---------- RECORDED DATA ----------
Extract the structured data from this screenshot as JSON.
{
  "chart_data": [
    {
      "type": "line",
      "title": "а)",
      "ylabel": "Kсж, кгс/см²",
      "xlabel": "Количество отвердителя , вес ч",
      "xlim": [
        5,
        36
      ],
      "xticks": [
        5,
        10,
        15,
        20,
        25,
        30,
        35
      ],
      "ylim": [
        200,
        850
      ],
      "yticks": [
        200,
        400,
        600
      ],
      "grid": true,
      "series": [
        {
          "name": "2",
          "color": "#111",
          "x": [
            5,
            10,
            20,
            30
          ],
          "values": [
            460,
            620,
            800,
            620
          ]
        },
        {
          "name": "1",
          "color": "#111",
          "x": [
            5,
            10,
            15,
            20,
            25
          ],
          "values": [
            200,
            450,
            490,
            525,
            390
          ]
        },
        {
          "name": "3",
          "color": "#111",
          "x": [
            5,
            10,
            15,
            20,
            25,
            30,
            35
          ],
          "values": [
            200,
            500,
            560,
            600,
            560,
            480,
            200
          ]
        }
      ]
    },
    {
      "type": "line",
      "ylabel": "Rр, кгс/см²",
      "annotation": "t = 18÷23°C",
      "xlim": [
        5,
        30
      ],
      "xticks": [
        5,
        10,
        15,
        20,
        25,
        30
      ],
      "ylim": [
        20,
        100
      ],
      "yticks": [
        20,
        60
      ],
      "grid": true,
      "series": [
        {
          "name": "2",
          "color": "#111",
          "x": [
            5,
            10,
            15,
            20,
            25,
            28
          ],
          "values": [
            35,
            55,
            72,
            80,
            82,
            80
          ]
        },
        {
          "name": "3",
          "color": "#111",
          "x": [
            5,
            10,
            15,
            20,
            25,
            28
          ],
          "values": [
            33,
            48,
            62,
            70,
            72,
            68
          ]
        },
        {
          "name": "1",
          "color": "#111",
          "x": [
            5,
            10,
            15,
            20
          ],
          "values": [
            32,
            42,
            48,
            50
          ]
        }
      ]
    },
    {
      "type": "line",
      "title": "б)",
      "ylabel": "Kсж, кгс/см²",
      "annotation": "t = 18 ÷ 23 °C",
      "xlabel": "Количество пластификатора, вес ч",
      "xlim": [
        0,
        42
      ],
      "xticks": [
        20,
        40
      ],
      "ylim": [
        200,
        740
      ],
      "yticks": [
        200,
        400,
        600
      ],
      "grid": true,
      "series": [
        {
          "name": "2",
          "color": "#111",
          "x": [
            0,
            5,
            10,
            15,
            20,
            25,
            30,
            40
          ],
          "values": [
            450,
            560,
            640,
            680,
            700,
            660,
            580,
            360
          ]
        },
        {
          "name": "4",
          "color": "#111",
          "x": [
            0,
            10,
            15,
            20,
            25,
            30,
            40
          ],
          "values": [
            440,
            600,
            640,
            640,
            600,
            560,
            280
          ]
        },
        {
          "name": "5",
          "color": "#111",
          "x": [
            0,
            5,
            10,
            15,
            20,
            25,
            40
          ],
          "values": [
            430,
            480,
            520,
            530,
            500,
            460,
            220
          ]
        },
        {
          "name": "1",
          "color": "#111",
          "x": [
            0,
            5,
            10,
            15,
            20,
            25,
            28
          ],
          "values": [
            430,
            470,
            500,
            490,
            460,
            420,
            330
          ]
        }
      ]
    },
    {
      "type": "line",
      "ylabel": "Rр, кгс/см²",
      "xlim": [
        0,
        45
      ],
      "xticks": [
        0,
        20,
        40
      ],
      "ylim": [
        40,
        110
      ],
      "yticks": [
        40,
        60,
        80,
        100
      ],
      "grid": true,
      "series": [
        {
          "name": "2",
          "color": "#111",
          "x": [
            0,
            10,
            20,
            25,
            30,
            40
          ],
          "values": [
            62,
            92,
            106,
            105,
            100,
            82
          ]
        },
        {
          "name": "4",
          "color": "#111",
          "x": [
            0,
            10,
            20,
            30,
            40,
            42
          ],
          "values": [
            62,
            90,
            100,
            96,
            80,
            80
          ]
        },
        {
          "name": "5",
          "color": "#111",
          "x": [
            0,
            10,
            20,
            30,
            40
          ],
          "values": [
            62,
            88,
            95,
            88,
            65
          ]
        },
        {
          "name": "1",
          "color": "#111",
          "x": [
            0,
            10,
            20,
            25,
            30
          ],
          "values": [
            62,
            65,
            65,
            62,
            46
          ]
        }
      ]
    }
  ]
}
----------
WHAT TO DO: Copy each record from above without leaving any out.

EXERCISE RESULT:
Extract the structured data from this screenshot as JSON.
{
  "chart_data": [
    {
      "type": "line",
      "title": "а)",
      "ylabel": "Kсж, кгс/см²",
      "xlabel": "Количество отвердителя , вес ч",
      "xlim": [
        5,
        36
      ],
      "xticks": [
        5,
        10,
        15,
        20,
        25,
        30,
        35
      ],
      "ylim": [
        200,
        850
      ],
      "yticks": [
        200,
        400,
        600
      ],
      "grid": true,
      "series": [
        {
          "name": "2",
          "color": "#111",
          "x": [
            5,
            10,
            20,
            30
          ],
          "values": [
            460,
            620,
            800,
            620
          ]
        },
        {
          "name": "1",
          "color": "#111",
          "x": [
            5,
            10,
            15,
            20,
            25
          ],
          "values": [
            200,
            450,
            490,
            525,
            390
          ]
        },
        {
          "name": "3",
          "color": "#111",
          "x": [
            5,
            10,
            15,
            20,
            25,
            30,
            35
          ],
          "values": [
            200,
            500,
            560,
            600,
            560,
            480,
            200
          ]
        }
      ]
    },
    {
      "type": "line",
      "ylabel": "Rр, кгс/см²",
      "annotation": "t = 18÷23°C",
      "xlim": [
        5,
        30
      ],
      "xticks": [
        5,
        10,
        15,
        20,
        25,
        30
      ],
      "ylim": [
        20,
        100
      ],
      "yticks": [
        20,
        60
      ],
      "grid": true,
      "series": [
        {
          "name": "2",
          "color": "#111",
          "x": [
            5,
            10,
            15,
            20,
            25,
            28
          ],
          "values": [
            35,
            55,
            72,
            80,
            82,
            80
          ]
        },
        {
          "name": "3",
          "color": "#111",
          "x": [
            5,
            10,
            15,
            20,
            25,
            28
          ],
          "values": [
            33,
            48,
            62,
            70,
            72,
            68
          ]
        },
        {
          "name": "1",
          "color": "#111",
          "x": [
            5,
            10,
            15,
            20
          ],
          "values": [
            32,
            42,
            48,
            50
          ]
        }
      ]
    },
    {
      "type": "line",
      "title": "б)",
      "ylabel": "Kсж, кгс/см²",
      "annotation": "t = 18 ÷ 23 °C",
      "xlabel": "Количество пластификатора, вес ч",
      "xlim": [
        0,
        42
      ],
      "xticks": [
        20,
        40
      ],
      "ylim": [
        200,
        740
      ],
      "yticks": [
        200,
        400,
        600
      ],
      "grid": true,
      "series": [
        {
          "name": "2",
          "color": "#111",
          "x": [
            0,
            5,
            10,
            15,
            20,
            25,
            30,
            40
          ],
          "values": [
            450,
            560,
            640,
            680,
            700,
            660,
            580,
            360
          ]
        },
        {
          "name": "4",
          "color": "#111",
          "x": [
            0,
            10,
            15,
            20,
            25,
            30,
            40
          ],
          "values": [
            440,
            600,
            640,
            640,
            600,
            560,
            280
          ]
        },
        {
          "name": "5",
          "color": "#111",
          "x": [
            0,
            5,
            10,
            15,
            20,
            25,
            40
          ],
          "values": [
            430,
            480,
            520,
            530,
            500,
            460,
            220
          ]
        },
        {
          "name": "1",
          "color": "#111",
          "x": [
            0,
            5,
            10,
            15,
            20,
            25,
            28
          ],
          "values": [
            430,
            470,
            500,
            490,
            460,
            420,
            330
          ]
        }
      ]
    },
    {
      "type": "line",
      "ylabel": "Rр, кгс/см²",
      "xlim": [
        0,
        45
      ],
      "xticks": [
        0,
        20,
        40
      ],
      "ylim": [
        40,
        110
      ],
      "yticks": [
        40,
        60,
        80,
        100
      ],
      "grid": true,
      "series": [
        {
          "name": "2",
          "color": "#111",
          "x": [
            0,
            10,
            20,
            25,
            30,
            40
          ],
          "values": [
            62,
            92,
            106,
            105,
            100,
            82
          ]
        },
        {
          "name": "4",
          "color": "#111",
          "x": [
            0,
            10,
            20,
            30,
            40,
            42
          ],
          "values": [
            62,
            90,
            100,
            96,
            80,
            80
          ]
        },
        {
          "name": "5",
          "color": "#111",
          "x": [
            0,
            10,
            20,
            30,
            40
          ],
          "values": [
            62,
            88,
            95,
            88,
            65
          ]
        },
        {
          "name": "1",
          "color": "#111",
          "x": [
            0,
            10,
            20,
            25,
            30
          ],
          "values": [
            62,
            65,
            65,
            62,
            46
          ]
        }
      ]
    }
  ]
}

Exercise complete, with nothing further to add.